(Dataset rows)

● ● ● ● ● ● ●

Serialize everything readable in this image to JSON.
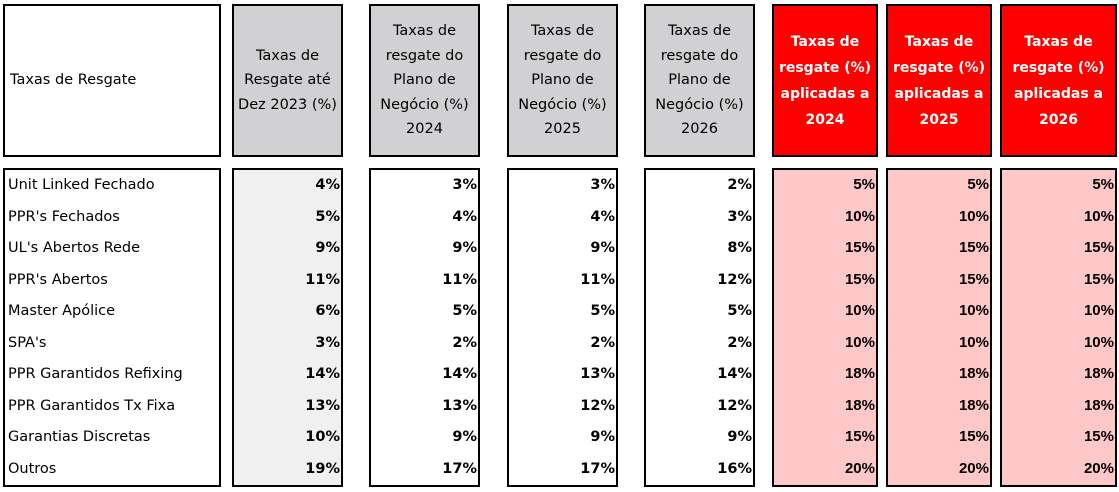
{
  "headers": {
    "row_label": "Taxas de Resgate",
    "col1": [
      "Taxas de",
      "Resgate até",
      "Dez 2023 (%)"
    ],
    "col2": [
      "Taxas de",
      "resgate do",
      "Plano de",
      "Negócio (%)",
      "2024"
    ],
    "col3": [
      "Taxas de",
      "resgate do",
      "Plano de",
      "Negócio (%)",
      "2025"
    ],
    "col4": [
      "Taxas de",
      "resgate do",
      "Plano de",
      "Negócio (%)",
      "2026"
    ],
    "col5": [
      "Taxas de",
      "resgate (%)",
      "aplicadas a",
      "2024"
    ],
    "col6": [
      "Taxas de",
      "resgate (%)",
      "aplicadas a",
      "2025"
    ],
    "col7": [
      "Taxas de",
      "resgate (%)",
      "aplicadas a",
      "2026"
    ]
  },
  "rows": [
    {
      "label": "Unit Linked Fechado",
      "v": [
        "4%",
        "3%",
        "3%",
        "2%",
        "5%",
        "5%",
        "5%"
      ]
    },
    {
      "label": "PPR's Fechados",
      "v": [
        "5%",
        "4%",
        "4%",
        "3%",
        "10%",
        "10%",
        "10%"
      ]
    },
    {
      "label": "UL's Abertos Rede",
      "v": [
        "9%",
        "9%",
        "9%",
        "8%",
        "15%",
        "15%",
        "15%"
      ]
    },
    {
      "label": "PPR's Abertos",
      "v": [
        "11%",
        "11%",
        "11%",
        "12%",
        "15%",
        "15%",
        "15%"
      ]
    },
    {
      "label": "Master Apólice",
      "v": [
        "6%",
        "5%",
        "5%",
        "5%",
        "10%",
        "10%",
        "10%"
      ]
    },
    {
      "label": "SPA's",
      "v": [
        "3%",
        "2%",
        "2%",
        "2%",
        "10%",
        "10%",
        "10%"
      ]
    },
    {
      "label": "PPR Garantidos Refixing",
      "v": [
        "14%",
        "14%",
        "13%",
        "14%",
        "18%",
        "18%",
        "18%"
      ]
    },
    {
      "label": "PPR Garantidos Tx Fixa",
      "v": [
        "13%",
        "13%",
        "12%",
        "12%",
        "18%",
        "18%",
        "18%"
      ]
    },
    {
      "label": "Garantias Discretas",
      "v": [
        "10%",
        "9%",
        "9%",
        "9%",
        "15%",
        "15%",
        "15%"
      ]
    },
    {
      "label": "Outros",
      "v": [
        "19%",
        "17%",
        "17%",
        "16%",
        "20%",
        "20%",
        "20%"
      ]
    }
  ],
  "colors": {
    "header_grey": "#d1d0d2",
    "header_red": "#ff0000",
    "body_light_grey": "#f0f0f0",
    "body_pink": "#fec8c8"
  }
}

● ● ● ● ● ● ●

Stated task:
Which lines hold the string "Garantidos"? Copy all of them from the data above.

Task result:
      "label": "PPR Garantidos Refixing",
      "label": "PPR Garantidos Tx Fixa",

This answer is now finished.